» Job:
Can you rewrite the listing below so that every "Mass Ratio" becomes "Mass Fraction", leaving everything else unchanged?

--- Start of Extracted data ---

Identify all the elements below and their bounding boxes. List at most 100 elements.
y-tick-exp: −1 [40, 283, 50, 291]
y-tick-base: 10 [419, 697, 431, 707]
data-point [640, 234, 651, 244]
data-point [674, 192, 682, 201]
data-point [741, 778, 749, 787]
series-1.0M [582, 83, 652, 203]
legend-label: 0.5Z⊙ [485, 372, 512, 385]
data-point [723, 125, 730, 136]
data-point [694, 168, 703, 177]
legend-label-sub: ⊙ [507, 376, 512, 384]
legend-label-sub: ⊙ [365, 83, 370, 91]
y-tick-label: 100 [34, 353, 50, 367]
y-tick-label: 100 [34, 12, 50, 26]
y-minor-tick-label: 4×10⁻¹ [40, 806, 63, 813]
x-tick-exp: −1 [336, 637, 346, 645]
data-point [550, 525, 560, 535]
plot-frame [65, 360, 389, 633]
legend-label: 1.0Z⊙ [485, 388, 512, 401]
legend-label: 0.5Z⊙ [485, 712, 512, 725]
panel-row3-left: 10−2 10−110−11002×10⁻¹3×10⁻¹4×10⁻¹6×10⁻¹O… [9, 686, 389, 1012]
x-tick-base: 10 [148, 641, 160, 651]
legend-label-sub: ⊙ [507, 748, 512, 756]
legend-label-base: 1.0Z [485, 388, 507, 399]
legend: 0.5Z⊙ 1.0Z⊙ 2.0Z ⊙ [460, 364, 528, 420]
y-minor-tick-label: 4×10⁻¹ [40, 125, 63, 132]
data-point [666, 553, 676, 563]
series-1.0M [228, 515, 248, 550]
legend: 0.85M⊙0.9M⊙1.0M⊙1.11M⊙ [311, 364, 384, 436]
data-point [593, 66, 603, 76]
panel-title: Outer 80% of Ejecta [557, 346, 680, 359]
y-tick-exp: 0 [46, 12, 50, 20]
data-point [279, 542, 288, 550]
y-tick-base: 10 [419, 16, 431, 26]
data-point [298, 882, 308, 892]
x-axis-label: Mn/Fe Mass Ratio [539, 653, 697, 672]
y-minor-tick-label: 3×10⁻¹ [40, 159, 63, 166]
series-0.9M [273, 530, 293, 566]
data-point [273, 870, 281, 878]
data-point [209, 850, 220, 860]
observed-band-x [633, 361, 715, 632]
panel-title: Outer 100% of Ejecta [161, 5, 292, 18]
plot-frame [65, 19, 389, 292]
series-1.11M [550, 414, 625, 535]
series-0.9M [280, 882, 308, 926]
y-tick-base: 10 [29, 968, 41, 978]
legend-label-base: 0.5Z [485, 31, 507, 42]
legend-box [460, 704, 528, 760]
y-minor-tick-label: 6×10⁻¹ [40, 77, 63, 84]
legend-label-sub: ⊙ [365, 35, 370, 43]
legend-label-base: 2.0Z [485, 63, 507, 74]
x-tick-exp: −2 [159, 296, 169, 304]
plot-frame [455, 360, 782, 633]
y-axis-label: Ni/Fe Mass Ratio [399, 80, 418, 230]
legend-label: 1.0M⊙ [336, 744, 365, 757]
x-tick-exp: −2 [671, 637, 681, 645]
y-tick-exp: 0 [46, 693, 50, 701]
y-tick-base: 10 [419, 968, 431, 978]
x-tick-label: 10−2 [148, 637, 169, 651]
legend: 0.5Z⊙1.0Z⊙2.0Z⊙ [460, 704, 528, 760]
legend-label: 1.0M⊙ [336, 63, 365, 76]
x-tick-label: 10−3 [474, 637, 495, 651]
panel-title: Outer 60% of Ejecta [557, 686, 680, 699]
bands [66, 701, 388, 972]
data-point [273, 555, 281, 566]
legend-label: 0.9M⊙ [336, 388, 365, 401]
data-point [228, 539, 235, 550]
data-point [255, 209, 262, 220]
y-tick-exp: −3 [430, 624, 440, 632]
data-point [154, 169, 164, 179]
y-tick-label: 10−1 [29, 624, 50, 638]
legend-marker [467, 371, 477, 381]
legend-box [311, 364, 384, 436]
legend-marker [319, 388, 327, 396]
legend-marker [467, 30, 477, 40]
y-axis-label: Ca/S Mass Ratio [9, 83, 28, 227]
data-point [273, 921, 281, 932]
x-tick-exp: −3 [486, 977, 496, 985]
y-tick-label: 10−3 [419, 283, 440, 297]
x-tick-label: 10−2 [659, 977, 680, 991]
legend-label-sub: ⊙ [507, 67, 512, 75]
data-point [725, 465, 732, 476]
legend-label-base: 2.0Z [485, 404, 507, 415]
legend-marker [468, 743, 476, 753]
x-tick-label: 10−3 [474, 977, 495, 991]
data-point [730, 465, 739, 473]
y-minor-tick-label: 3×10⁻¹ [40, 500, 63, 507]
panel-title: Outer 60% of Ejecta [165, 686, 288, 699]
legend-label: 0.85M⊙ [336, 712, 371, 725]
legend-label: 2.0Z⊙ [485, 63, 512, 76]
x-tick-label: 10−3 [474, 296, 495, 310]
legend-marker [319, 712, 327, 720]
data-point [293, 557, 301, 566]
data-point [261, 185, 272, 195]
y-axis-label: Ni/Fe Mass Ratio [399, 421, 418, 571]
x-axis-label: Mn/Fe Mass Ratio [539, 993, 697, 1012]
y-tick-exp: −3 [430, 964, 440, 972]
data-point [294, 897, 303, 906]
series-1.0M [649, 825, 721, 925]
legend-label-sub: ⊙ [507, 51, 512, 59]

--- End of Extracted data ---

» Solution for this exercise:
Identify all the elements below and their bounding boxes. List at most 100 elements.
y-tick-exp: −1 [40, 283, 50, 291]
y-tick-base: 10 [419, 697, 431, 707]
data-point [640, 234, 651, 244]
data-point [674, 192, 682, 201]
data-point [741, 778, 749, 787]
series-1.0M [582, 83, 652, 203]
legend-label: 0.5Z⊙ [485, 372, 512, 385]
data-point [723, 125, 730, 136]
data-point [694, 168, 703, 177]
legend-label-sub: ⊙ [507, 376, 512, 384]
legend-label-sub: ⊙ [365, 83, 370, 91]
y-tick-label: 100 [34, 353, 50, 367]
y-tick-label: 100 [34, 12, 50, 26]
y-minor-tick-label: 4×10⁻¹ [40, 806, 63, 813]
x-tick-exp: −1 [336, 637, 346, 645]
data-point [550, 525, 560, 535]
plot-frame [65, 360, 389, 633]
legend-label: 1.0Z⊙ [485, 388, 512, 401]
legend-label: 0.5Z⊙ [485, 712, 512, 725]
panel-row3-left: 10−2 10−110−11002×10⁻¹3×10⁻¹4×10⁻¹6×10⁻¹O… [9, 686, 389, 1012]
x-tick-base: 10 [148, 641, 160, 651]
legend-label-sub: ⊙ [507, 748, 512, 756]
legend-label-base: 1.0Z [485, 388, 507, 399]
legend: 0.5Z⊙ 1.0Z⊙ 2.0Z ⊙ [460, 364, 528, 420]
y-minor-tick-label: 4×10⁻¹ [40, 125, 63, 132]
data-point [666, 553, 676, 563]
series-1.0M [228, 515, 248, 550]
legend: 0.85M⊙0.9M⊙1.0M⊙1.11M⊙ [311, 364, 384, 436]
data-point [593, 66, 603, 76]
panel-title: Outer 80% of Ejecta [557, 346, 680, 359]
y-tick-exp: 0 [46, 12, 50, 20]
data-point [279, 542, 288, 550]
y-tick-base: 10 [419, 16, 431, 26]
data-point [298, 882, 308, 892]
x-axis-label: Mn/Fe Mass Fraction [539, 653, 697, 672]
y-minor-tick-label: 3×10⁻¹ [40, 159, 63, 166]
series-0.9M [273, 530, 293, 566]
data-point [273, 870, 281, 878]
data-point [209, 850, 220, 860]
observed-band-x [633, 361, 715, 632]
panel-title: Outer 100% of Ejecta [161, 5, 292, 18]
plot-frame [65, 19, 389, 292]
series-1.11M [550, 414, 625, 535]
series-0.9M [280, 882, 308, 926]
y-tick-base: 10 [29, 968, 41, 978]
legend-label-base: 0.5Z [485, 31, 507, 42]
legend-box [460, 704, 528, 760]
y-minor-tick-label: 6×10⁻¹ [40, 77, 63, 84]
legend-label-sub: ⊙ [365, 35, 370, 43]
legend-label-base: 2.0Z [485, 63, 507, 74]
x-tick-exp: −2 [159, 296, 169, 304]
plot-frame [455, 360, 782, 633]
y-axis-label: Ni/Fe Mass Fraction [399, 80, 418, 230]
legend-label: 1.0M⊙ [336, 744, 365, 757]
x-tick-exp: −2 [671, 637, 681, 645]
y-tick-exp: 0 [46, 693, 50, 701]
y-tick-base: 10 [419, 968, 431, 978]
x-tick-label: 10−2 [148, 637, 169, 651]
legend: 0.5Z⊙1.0Z⊙2.0Z⊙ [460, 704, 528, 760]
legend-label: 1.0M⊙ [336, 63, 365, 76]
x-tick-label: 10−3 [474, 637, 495, 651]
panel-title: Outer 60% of Ejecta [557, 686, 680, 699]
bands [66, 701, 388, 972]
data-point [273, 555, 281, 566]
legend-label: 0.9M⊙ [336, 388, 365, 401]
data-point [228, 539, 235, 550]
data-point [255, 209, 262, 220]
y-tick-exp: −3 [430, 624, 440, 632]
data-point [154, 169, 164, 179]
y-tick-label: 10−1 [29, 624, 50, 638]
legend-marker [467, 371, 477, 381]
legend-box [311, 364, 384, 436]
legend-marker [319, 388, 327, 396]
legend-marker [467, 30, 477, 40]
y-axis-label: Ca/S Mass Fraction [9, 83, 28, 227]
data-point [273, 921, 281, 932]
x-tick-exp: −3 [486, 977, 496, 985]
y-tick-label: 10−3 [419, 283, 440, 297]
x-tick-label: 10−2 [659, 977, 680, 991]
legend-label-sub: ⊙ [507, 67, 512, 75]
data-point [725, 465, 732, 476]
legend-label-base: 2.0Z [485, 404, 507, 415]
legend-marker [468, 743, 476, 753]
x-tick-label: 10−3 [474, 977, 495, 991]
data-point [730, 465, 739, 473]
y-minor-tick-label: 3×10⁻¹ [40, 500, 63, 507]
panel-title: Outer 60% of Ejecta [165, 686, 288, 699]
legend-label: 0.85M⊙ [336, 712, 371, 725]
legend-label: 2.0Z⊙ [485, 63, 512, 76]
x-tick-label: 10−3 [474, 296, 495, 310]
legend-marker [319, 712, 327, 720]
data-point [293, 557, 301, 566]
data-point [261, 185, 272, 195]
y-axis-label: Ni/Fe Mass Fraction [399, 421, 418, 571]
x-axis-label: Mn/Fe Mass Fraction [539, 993, 697, 1012]
y-tick-exp: −3 [430, 964, 440, 972]
data-point [294, 897, 303, 906]
series-1.0M [649, 825, 721, 925]
legend-label-sub: ⊙ [507, 51, 512, 59]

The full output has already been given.